Scan the material below for the string "AbsExtentY", and copy every line where it shows up.

Rows ▸
↓↓↓

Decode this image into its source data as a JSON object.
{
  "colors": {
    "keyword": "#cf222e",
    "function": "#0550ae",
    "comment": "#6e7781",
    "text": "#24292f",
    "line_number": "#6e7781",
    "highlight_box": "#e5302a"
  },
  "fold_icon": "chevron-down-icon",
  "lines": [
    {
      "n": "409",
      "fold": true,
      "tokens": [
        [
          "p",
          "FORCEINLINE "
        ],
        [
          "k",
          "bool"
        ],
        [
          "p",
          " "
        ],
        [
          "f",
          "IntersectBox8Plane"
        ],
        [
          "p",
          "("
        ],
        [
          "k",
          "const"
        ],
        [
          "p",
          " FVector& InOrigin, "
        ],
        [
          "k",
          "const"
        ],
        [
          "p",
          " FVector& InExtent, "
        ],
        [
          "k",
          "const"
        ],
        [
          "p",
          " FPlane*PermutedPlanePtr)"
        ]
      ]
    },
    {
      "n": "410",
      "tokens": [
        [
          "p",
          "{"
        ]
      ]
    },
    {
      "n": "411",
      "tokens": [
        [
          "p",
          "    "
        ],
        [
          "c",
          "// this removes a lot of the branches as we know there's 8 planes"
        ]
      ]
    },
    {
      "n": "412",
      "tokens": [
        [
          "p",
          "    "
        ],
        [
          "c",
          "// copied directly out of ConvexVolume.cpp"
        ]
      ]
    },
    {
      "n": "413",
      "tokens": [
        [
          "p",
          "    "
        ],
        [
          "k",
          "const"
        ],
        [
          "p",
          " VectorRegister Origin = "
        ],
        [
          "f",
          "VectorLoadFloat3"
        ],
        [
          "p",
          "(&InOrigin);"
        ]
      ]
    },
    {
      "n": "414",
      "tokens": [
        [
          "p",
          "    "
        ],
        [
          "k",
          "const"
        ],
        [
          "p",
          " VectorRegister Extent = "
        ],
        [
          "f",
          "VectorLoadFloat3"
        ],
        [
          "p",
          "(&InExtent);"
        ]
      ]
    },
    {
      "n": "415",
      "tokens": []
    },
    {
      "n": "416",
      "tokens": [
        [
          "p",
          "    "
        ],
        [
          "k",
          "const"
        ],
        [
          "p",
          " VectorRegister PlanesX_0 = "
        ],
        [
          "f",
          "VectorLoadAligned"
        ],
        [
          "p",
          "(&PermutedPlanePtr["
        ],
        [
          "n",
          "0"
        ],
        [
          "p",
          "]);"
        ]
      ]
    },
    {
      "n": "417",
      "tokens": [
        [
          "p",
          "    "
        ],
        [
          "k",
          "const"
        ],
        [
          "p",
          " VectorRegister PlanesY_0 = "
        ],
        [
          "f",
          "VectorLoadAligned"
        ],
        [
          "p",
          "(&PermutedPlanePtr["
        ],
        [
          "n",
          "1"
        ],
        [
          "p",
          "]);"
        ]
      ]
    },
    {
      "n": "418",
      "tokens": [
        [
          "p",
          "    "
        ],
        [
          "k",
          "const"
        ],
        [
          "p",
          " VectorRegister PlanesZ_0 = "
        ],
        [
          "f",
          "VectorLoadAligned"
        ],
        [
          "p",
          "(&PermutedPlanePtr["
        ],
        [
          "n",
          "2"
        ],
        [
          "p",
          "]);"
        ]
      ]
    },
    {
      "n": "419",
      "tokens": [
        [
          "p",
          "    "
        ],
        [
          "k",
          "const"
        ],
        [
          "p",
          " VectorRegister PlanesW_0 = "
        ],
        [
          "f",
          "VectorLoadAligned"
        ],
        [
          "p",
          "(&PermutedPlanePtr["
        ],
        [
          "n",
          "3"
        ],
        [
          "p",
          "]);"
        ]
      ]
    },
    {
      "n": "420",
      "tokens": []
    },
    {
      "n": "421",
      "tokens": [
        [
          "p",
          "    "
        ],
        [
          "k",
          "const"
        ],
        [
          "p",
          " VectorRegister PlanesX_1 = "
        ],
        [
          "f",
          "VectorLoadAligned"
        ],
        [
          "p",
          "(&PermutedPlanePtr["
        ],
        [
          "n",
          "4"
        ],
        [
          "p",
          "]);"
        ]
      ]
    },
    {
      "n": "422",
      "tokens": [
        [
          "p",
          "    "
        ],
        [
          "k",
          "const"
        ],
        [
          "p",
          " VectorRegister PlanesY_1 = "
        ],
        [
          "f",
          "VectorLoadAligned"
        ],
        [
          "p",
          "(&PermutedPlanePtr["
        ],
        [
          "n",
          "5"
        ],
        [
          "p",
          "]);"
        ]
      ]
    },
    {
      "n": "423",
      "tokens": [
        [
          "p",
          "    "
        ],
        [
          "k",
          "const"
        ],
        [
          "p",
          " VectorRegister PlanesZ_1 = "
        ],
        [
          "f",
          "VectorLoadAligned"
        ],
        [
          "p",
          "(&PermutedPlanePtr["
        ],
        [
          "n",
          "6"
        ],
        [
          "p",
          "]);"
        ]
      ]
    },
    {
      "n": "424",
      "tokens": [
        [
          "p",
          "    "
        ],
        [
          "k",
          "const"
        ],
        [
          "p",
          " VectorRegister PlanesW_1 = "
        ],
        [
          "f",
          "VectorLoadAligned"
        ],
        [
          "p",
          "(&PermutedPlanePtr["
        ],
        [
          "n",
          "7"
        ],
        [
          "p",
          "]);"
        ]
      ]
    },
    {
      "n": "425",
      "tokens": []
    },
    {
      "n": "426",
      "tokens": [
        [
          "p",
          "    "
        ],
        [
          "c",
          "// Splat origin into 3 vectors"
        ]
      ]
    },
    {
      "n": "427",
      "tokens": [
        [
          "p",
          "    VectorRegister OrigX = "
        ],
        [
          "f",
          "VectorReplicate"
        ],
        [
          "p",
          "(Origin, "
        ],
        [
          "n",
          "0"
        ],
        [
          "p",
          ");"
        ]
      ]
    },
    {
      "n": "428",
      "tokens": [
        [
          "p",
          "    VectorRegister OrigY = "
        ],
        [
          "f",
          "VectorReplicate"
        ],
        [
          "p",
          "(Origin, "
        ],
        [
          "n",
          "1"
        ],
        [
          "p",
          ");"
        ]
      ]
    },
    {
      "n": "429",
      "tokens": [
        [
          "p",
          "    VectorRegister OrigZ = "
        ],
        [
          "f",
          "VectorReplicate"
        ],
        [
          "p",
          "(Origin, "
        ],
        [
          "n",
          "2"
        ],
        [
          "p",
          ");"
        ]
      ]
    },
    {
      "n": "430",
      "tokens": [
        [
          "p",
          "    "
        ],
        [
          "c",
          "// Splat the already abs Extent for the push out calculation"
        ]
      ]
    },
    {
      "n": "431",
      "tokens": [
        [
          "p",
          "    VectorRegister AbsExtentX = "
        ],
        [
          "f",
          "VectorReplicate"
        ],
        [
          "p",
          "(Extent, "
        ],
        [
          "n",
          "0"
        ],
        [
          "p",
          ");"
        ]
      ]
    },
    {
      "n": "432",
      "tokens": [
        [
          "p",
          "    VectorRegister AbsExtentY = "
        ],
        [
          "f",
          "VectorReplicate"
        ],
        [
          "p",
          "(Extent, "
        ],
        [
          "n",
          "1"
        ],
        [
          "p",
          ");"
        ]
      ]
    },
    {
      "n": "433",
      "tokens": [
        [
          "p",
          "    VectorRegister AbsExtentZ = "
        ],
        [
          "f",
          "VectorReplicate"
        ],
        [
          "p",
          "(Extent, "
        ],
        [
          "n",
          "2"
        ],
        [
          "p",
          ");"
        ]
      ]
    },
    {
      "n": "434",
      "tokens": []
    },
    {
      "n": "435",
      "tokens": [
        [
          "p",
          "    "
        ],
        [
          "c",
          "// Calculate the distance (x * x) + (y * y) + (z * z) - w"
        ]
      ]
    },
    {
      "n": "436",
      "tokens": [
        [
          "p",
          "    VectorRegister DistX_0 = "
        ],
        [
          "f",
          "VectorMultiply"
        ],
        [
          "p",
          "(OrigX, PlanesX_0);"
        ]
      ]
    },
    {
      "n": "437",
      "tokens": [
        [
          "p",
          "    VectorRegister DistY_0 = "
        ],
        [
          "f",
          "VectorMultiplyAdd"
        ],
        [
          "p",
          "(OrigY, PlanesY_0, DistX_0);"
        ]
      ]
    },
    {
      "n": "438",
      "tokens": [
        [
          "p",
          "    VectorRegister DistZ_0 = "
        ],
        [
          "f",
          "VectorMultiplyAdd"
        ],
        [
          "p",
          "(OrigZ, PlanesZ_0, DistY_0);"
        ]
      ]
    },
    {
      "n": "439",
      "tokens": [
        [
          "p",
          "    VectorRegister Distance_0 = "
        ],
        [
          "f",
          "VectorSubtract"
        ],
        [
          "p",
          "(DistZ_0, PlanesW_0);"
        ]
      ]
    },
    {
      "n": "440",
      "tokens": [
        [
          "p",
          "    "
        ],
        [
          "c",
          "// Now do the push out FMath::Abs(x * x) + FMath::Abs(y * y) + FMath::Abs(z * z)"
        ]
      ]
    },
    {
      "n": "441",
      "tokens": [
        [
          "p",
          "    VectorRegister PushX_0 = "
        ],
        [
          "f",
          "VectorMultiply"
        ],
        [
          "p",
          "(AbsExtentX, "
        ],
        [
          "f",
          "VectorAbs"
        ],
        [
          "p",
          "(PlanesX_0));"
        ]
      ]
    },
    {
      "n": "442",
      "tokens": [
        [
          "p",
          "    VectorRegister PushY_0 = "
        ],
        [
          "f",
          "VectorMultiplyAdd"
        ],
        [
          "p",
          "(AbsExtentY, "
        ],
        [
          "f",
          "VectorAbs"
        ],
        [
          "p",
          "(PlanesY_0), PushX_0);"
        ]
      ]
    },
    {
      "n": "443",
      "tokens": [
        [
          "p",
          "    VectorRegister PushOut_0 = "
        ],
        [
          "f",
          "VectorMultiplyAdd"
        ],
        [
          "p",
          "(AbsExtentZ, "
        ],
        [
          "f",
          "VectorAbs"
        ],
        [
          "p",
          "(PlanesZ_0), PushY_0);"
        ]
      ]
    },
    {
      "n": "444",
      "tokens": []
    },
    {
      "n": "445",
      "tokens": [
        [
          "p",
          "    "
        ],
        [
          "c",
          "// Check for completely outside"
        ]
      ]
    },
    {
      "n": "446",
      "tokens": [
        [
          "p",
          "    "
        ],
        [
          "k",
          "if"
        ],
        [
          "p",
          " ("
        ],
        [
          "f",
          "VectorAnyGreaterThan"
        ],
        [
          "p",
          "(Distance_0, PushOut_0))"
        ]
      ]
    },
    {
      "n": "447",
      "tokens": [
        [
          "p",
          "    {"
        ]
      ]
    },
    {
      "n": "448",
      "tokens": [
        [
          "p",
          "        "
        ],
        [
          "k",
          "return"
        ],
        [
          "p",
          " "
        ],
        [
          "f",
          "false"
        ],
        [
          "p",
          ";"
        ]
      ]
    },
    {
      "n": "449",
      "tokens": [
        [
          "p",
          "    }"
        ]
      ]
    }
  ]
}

↑↑↑

Final answer ▸
          "    VectorRegister AbsExtentY = "
          "(AbsExtentY, "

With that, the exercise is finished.